Prompt — Retype all of the entries word for word.

── Recorded information

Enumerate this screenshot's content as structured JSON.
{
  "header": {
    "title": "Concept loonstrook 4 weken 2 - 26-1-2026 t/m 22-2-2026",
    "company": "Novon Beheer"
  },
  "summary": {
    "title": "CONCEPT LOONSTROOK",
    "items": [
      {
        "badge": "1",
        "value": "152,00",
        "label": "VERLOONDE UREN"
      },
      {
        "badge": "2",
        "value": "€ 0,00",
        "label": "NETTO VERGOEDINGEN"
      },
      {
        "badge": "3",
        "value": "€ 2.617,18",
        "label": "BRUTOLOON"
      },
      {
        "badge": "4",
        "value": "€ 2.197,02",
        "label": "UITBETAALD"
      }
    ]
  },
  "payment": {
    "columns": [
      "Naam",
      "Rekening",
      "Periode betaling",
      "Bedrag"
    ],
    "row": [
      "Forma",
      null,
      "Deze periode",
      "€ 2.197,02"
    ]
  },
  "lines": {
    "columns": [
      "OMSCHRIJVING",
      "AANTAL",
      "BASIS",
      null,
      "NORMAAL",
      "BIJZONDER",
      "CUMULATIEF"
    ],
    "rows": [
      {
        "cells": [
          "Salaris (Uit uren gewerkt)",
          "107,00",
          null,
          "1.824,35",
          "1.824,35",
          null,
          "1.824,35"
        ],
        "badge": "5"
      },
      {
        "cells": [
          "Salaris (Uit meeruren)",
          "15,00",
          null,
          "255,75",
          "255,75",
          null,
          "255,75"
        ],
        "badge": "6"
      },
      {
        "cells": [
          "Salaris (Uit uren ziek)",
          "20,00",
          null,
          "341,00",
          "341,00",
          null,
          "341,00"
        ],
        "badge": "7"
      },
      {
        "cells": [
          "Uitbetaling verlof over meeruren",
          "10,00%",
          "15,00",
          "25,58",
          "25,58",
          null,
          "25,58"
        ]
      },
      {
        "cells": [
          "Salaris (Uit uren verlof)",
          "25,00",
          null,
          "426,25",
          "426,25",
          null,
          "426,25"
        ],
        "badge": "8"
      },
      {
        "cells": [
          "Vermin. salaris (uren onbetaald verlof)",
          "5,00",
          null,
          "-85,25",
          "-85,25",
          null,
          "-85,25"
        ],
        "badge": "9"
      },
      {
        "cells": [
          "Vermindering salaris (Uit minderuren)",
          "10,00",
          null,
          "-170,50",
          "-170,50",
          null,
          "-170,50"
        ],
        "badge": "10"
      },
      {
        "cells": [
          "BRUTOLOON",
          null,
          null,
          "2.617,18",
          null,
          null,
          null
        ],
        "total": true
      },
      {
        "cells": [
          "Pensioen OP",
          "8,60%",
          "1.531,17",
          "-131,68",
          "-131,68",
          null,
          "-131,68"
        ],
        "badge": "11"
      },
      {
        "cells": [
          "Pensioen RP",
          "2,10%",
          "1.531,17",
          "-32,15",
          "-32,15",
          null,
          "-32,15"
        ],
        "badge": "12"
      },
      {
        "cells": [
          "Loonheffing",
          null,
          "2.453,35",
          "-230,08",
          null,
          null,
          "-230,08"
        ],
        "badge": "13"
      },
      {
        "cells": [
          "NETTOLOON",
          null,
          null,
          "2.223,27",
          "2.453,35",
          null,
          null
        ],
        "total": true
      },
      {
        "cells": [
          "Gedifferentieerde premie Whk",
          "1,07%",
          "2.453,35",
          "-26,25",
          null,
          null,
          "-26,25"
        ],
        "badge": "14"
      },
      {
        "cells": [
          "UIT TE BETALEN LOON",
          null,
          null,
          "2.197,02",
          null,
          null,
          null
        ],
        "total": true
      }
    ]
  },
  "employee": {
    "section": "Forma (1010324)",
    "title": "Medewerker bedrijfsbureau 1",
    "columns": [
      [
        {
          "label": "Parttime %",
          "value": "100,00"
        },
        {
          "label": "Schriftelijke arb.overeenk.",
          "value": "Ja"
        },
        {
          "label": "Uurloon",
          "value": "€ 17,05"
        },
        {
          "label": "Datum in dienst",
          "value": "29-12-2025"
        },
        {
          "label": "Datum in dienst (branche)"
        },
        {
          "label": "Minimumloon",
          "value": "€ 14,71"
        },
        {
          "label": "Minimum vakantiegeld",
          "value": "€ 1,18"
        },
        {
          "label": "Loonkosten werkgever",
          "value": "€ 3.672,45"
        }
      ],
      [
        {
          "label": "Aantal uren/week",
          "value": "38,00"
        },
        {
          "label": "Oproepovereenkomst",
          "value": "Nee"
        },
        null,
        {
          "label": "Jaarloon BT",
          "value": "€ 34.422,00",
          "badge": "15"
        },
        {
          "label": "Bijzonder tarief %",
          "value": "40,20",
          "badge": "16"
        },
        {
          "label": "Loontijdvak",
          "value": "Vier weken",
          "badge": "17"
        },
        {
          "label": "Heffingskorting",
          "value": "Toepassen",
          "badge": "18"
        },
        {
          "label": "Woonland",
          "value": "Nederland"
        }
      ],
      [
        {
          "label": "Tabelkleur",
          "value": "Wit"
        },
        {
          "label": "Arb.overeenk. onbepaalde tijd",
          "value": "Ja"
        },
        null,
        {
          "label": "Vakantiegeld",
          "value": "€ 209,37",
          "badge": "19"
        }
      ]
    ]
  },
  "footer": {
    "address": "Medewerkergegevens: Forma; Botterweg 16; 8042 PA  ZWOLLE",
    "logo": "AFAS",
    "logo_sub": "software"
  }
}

────

Written response —
Enumerate this screenshot's content as structured JSON.
{
  "header": {
    "title": "Concept loonstrook 4 weken 2 - 26-1-2026 t/m 22-2-2026",
    "company": "Novon Beheer"
  },
  "summary": {
    "title": "CONCEPT LOONSTROOK",
    "items": [
      {
        "badge": "1",
        "value": "152,00",
        "label": "VERLOONDE UREN"
      },
      {
        "badge": "2",
        "value": "€ 0,00",
        "label": "NETTO VERGOEDINGEN"
      },
      {
        "badge": "3",
        "value": "€ 2.617,18",
        "label": "BRUTOLOON"
      },
      {
        "badge": "4",
        "value": "€ 2.197,02",
        "label": "UITBETAALD"
      }
    ]
  },
  "payment": {
    "columns": [
      "Naam",
      "Rekening",
      "Periode betaling",
      "Bedrag"
    ],
    "row": [
      "Forma",
      null,
      "Deze periode",
      "€ 2.197,02"
    ]
  },
  "lines": {
    "columns": [
      "OMSCHRIJVING",
      "AANTAL",
      "BASIS",
      null,
      "NORMAAL",
      "BIJZONDER",
      "CUMULATIEF"
    ],
    "rows": [
      {
        "cells": [
          "Salaris (Uit uren gewerkt)",
          "107,00",
          null,
          "1.824,35",
          "1.824,35",
          null,
          "1.824,35"
        ],
        "badge": "5"
      },
      {
        "cells": [
          "Salaris (Uit meeruren)",
          "15,00",
          null,
          "255,75",
          "255,75",
          null,
          "255,75"
        ],
        "badge": "6"
      },
      {
        "cells": [
          "Salaris (Uit uren ziek)",
          "20,00",
          null,
          "341,00",
          "341,00",
          null,
          "341,00"
        ],
        "badge": "7"
      },
      {
        "cells": [
          "Uitbetaling verlof over meeruren",
          "10,00%",
          "15,00",
          "25,58",
          "25,58",
          null,
          "25,58"
        ]
      },
      {
        "cells": [
          "Salaris (Uit uren verlof)",
          "25,00",
          null,
          "426,25",
          "426,25",
          null,
          "426,25"
        ],
        "badge": "8"
      },
      {
        "cells": [
          "Vermin. salaris (uren onbetaald verlof)",
          "5,00",
          null,
          "-85,25",
          "-85,25",
          null,
          "-85,25"
        ],
        "badge": "9"
      },
      {
        "cells": [
          "Vermindering salaris (Uit minderuren)",
          "10,00",
          null,
          "-170,50",
          "-170,50",
          null,
          "-170,50"
        ],
        "badge": "10"
      },
      {
        "cells": [
          "BRUTOLOON",
          null,
          null,
          "2.617,18",
          null,
          null,
          null
        ],
        "total": true
      },
      {
        "cells": [
          "Pensioen OP",
          "8,60%",
          "1.531,17",
          "-131,68",
          "-131,68",
          null,
          "-131,68"
        ],
        "badge": "11"
      },
      {
        "cells": [
          "Pensioen RP",
          "2,10%",
          "1.531,17",
          "-32,15",
          "-32,15",
          null,
          "-32,15"
        ],
        "badge": "12"
      },
      {
        "cells": [
          "Loonheffing",
          null,
          "2.453,35",
          "-230,08",
          null,
          null,
          "-230,08"
        ],
        "badge": "13"
      },
      {
        "cells": [
          "NETTOLOON",
          null,
          null,
          "2.223,27",
          "2.453,35",
          null,
          null
        ],
        "total": true
      },
      {
        "cells": [
          "Gedifferentieerde premie Whk",
          "1,07%",
          "2.453,35",
          "-26,25",
          null,
          null,
          "-26,25"
        ],
        "badge": "14"
      },
      {
        "cells": [
          "UIT TE BETALEN LOON",
          null,
          null,
          "2.197,02",
          null,
          null,
          null
        ],
        "total": true
      }
    ]
  },
  "employee": {
    "section": "Forma (1010324)",
    "title": "Medewerker bedrijfsbureau 1",
    "columns": [
      [
        {
          "label": "Parttime %",
          "value": "100,00"
        },
        {
          "label": "Schriftelijke arb.overeenk.",
          "value": "Ja"
        },
        {
          "label": "Uurloon",
          "value": "€ 17,05"
        },
        {
          "label": "Datum in dienst",
          "value": "29-12-2025"
        },
        {
          "label": "Datum in dienst (branche)"
        },
        {
          "label": "Minimumloon",
          "value": "€ 14,71"
        },
        {
          "label": "Minimum vakantiegeld",
          "value": "€ 1,18"
        },
        {
          "label": "Loonkosten werkgever",
          "value": "€ 3.672,45"
        }
      ],
      [
        {
          "label": "Aantal uren/week",
          "value": "38,00"
        },
        {
          "label": "Oproepovereenkomst",
          "value": "Nee"
        },
        null,
        {
          "label": "Jaarloon BT",
          "value": "€ 34.422,00",
          "badge": "15"
        },
        {
          "label": "Bijzonder tarief %",
          "value": "40,20",
          "badge": "16"
        },
        {
          "label": "Loontijdvak",
          "value": "Vier weken",
          "badge": "17"
        },
        {
          "label": "Heffingskorting",
          "value": "Toepassen",
          "badge": "18"
        },
        {
          "label": "Woonland",
          "value": "Nederland"
        }
      ],
      [
        {
          "label": "Tabelkleur",
          "value": "Wit"
        },
        {
          "label": "Arb.overeenk. onbepaalde tijd",
          "value": "Ja"
        },
        null,
        {
          "label": "Vakantiegeld",
          "value": "€ 209,37",
          "badge": "19"
        }
      ]
    ]
  },
  "footer": {
    "address": "Medewerkergegevens: Forma; Botterweg 16; 8042 PA  ZWOLLE",
    "logo": "AFAS",
    "logo_sub": "software"
  }
}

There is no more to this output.